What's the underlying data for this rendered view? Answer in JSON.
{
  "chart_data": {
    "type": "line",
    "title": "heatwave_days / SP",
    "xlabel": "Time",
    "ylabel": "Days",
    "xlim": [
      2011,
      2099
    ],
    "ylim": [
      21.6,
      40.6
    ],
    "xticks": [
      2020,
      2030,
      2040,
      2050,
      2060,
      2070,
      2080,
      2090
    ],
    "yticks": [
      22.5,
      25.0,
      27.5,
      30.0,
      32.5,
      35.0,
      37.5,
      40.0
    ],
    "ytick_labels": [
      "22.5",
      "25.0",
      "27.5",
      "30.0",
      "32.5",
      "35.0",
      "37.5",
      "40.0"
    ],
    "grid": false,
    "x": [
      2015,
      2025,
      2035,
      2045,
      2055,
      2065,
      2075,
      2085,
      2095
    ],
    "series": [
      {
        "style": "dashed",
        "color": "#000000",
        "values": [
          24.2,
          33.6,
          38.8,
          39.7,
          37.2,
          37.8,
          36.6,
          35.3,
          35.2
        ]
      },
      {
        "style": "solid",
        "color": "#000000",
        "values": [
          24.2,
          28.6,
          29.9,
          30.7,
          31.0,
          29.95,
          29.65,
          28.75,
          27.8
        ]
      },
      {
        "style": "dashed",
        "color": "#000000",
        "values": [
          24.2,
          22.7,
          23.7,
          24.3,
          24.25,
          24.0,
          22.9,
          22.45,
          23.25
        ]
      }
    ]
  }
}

## Stated exercise
Transcribe the full listing above without leaving anything out.

## Response to the exercise
What's the underlying data for this rendered view? Answer in JSON.
{
  "chart_data": {
    "type": "line",
    "title": "heatwave_days / SP",
    "xlabel": "Time",
    "ylabel": "Days",
    "xlim": [
      2011,
      2099
    ],
    "ylim": [
      21.6,
      40.6
    ],
    "xticks": [
      2020,
      2030,
      2040,
      2050,
      2060,
      2070,
      2080,
      2090
    ],
    "yticks": [
      22.5,
      25.0,
      27.5,
      30.0,
      32.5,
      35.0,
      37.5,
      40.0
    ],
    "ytick_labels": [
      "22.5",
      "25.0",
      "27.5",
      "30.0",
      "32.5",
      "35.0",
      "37.5",
      "40.0"
    ],
    "grid": false,
    "x": [
      2015,
      2025,
      2035,
      2045,
      2055,
      2065,
      2075,
      2085,
      2095
    ],
    "series": [
      {
        "style": "dashed",
        "color": "#000000",
        "values": [
          24.2,
          33.6,
          38.8,
          39.7,
          37.2,
          37.8,
          36.6,
          35.3,
          35.2
        ]
      },
      {
        "style": "solid",
        "color": "#000000",
        "values": [
          24.2,
          28.6,
          29.9,
          30.7,
          31.0,
          29.95,
          29.65,
          28.75,
          27.8
        ]
      },
      {
        "style": "dashed",
        "color": "#000000",
        "values": [
          24.2,
          22.7,
          23.7,
          24.3,
          24.25,
          24.0,
          22.9,
          22.45,
          23.25
        ]
      }
    ]
  }
}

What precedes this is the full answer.